Input records |
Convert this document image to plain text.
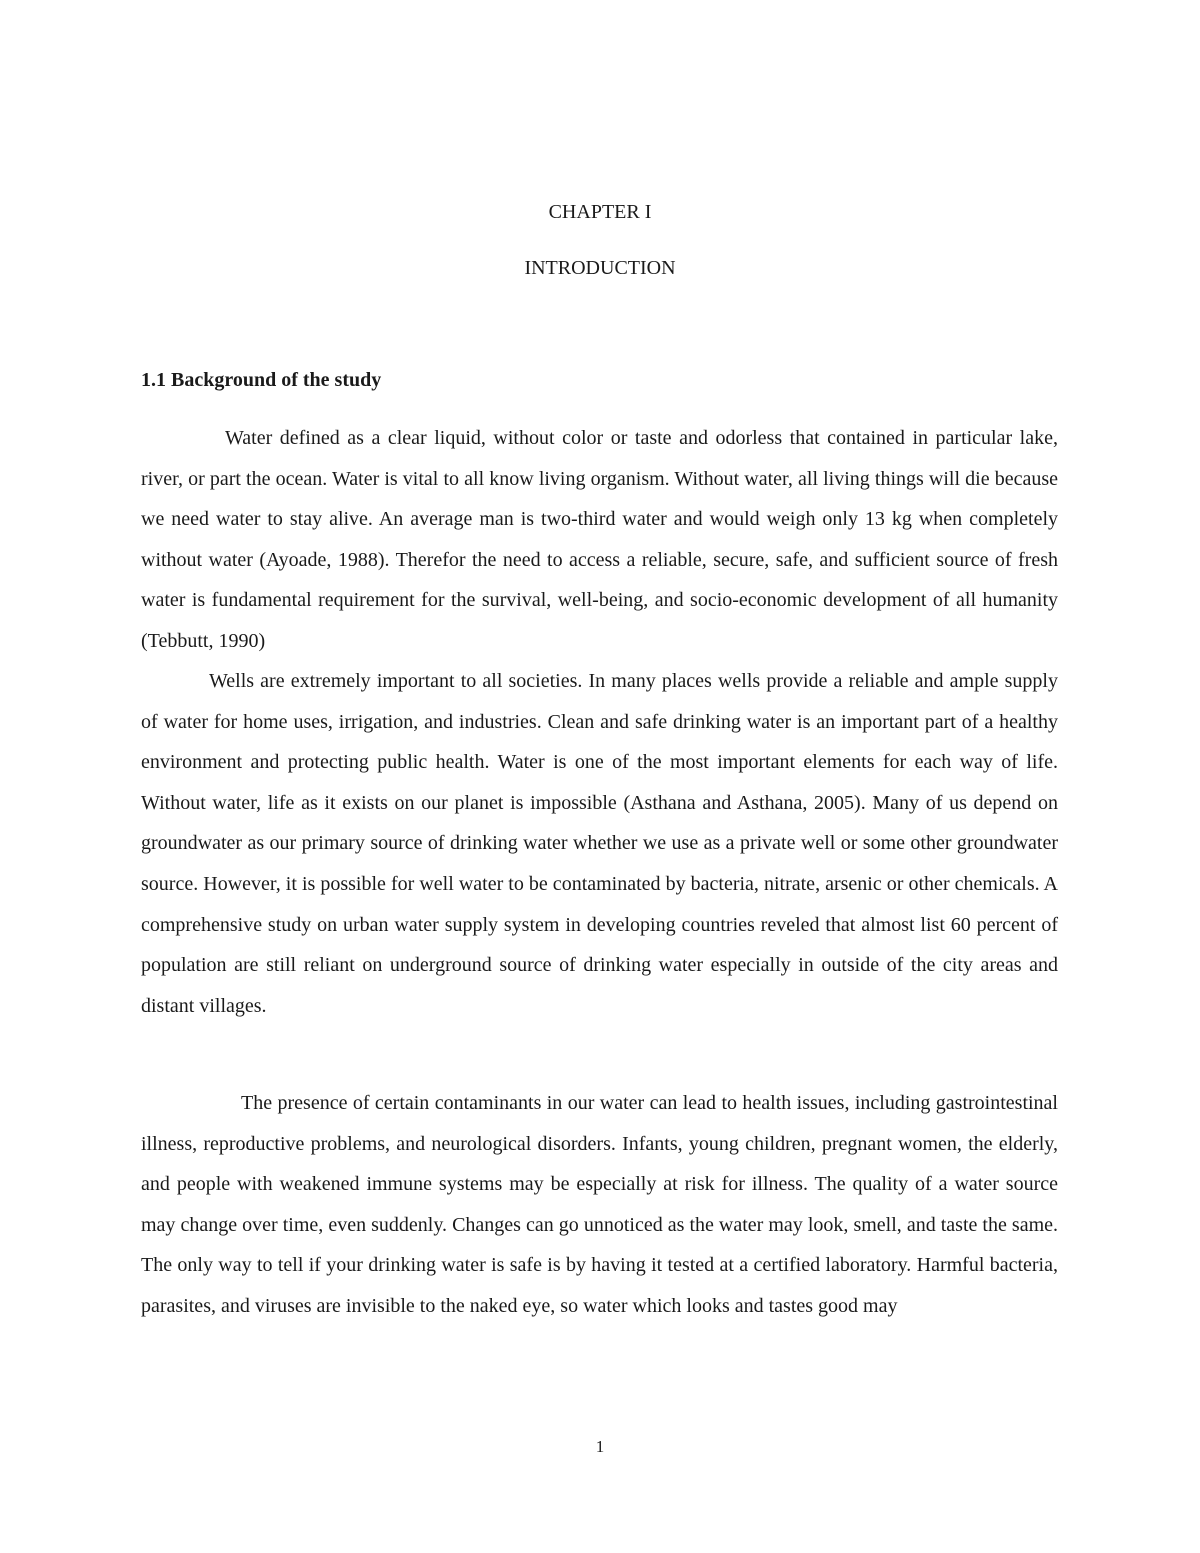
CHAPTER I
INTRODUCTION
1.1 Background of the study

Water defined as a clear liquid, without color or taste and odorless that contained in particular lake, river, or part the ocean. Water is vital to all know living organism. Without water, all living things will die because we need water to stay alive. An average man is two-third water and would weigh only 13 kg when completely without water (Ayoade, 1988). Therefor the need to access a reliable, secure, safe, and sufficient source of fresh water is fundamental requirement for the survival, well-being, and socio-economic development of all humanity (Tebbutt, 1990)

Wells are extremely important to all societies. In many places wells provide a reliable and ample supply of water for home uses, irrigation, and industries. Clean and safe drinking water is an important part of a healthy environment and protecting public health. Water is one of the most important elements for each way of life. Without water, life as it exists on our planet is impossible (Asthana and Asthana, 2005). Many of us depend on groundwater as our primary source of drinking water whether we use as a private well or some other groundwater source. However, it is possible for well water to be contaminated by bacteria, nitrate, arsenic or other chemicals. A comprehensive study on urban water supply system in developing countries reveled that almost list 60 percent of population are still reliant on underground source of drinking water especially in outside of the city areas and distant villages.

The presence of certain contaminants in our water can lead to health issues, including gastrointestinal illness, reproductive problems, and neurological disorders. Infants, young children, pregnant women, the elderly, and people with weakened immune systems may be especially at risk for illness. The quality of a water source may change over time, even suddenly. Changes can go unnoticed as the water may look, smell, and taste the same. The only way to tell if your drinking water is safe is by having it tested at a certified laboratory. Harmful bacteria, parasites, and viruses are invisible to the naked eye, so water which looks and tastes good may

1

About this task |
Write the entries out again exactly as they appear, with the pictures omitted.

Task answer |
Convert this document image to plain text.
CHAPTER I
INTRODUCTION
1.1 Background of the study

Water defined as a clear liquid, without color or taste and odorless that contained in particular lake, river, or part the ocean. Water is vital to all know living organism. Without water, all living things will die because we need water to stay alive. An average man is two-third water and would weigh only 13 kg when completely without water (Ayoade, 1988). Therefor the need to access a reliable, secure, safe, and sufficient source of fresh water is fundamental requirement for the survival, well-being, and socio-economic development of all humanity (Tebbutt, 1990)

Wells are extremely important to all societies. In many places wells provide a reliable and ample supply of water for home uses, irrigation, and industries. Clean and safe drinking water is an important part of a healthy environment and protecting public health. Water is one of the most important elements for each way of life. Without water, life as it exists on our planet is impossible (Asthana and Asthana, 2005). Many of us depend on groundwater as our primary source of drinking water whether we use as a private well or some other groundwater source. However, it is possible for well water to be contaminated by bacteria, nitrate, arsenic or other chemicals. A comprehensive study on urban water supply system in developing countries reveled that almost list 60 percent of population are still reliant on underground source of drinking water especially in outside of the city areas and distant villages.

The presence of certain contaminants in our water can lead to health issues, including gastrointestinal illness, reproductive problems, and neurological disorders. Infants, young children, pregnant women, the elderly, and people with weakened immune systems may be especially at risk for illness. The quality of a water source may change over time, even suddenly. Changes can go unnoticed as the water may look, smell, and taste the same. The only way to tell if your drinking water is safe is by having it tested at a certified laboratory. Harmful bacteria, parasites, and viruses are invisible to the naked eye, so water which looks and tastes good may

1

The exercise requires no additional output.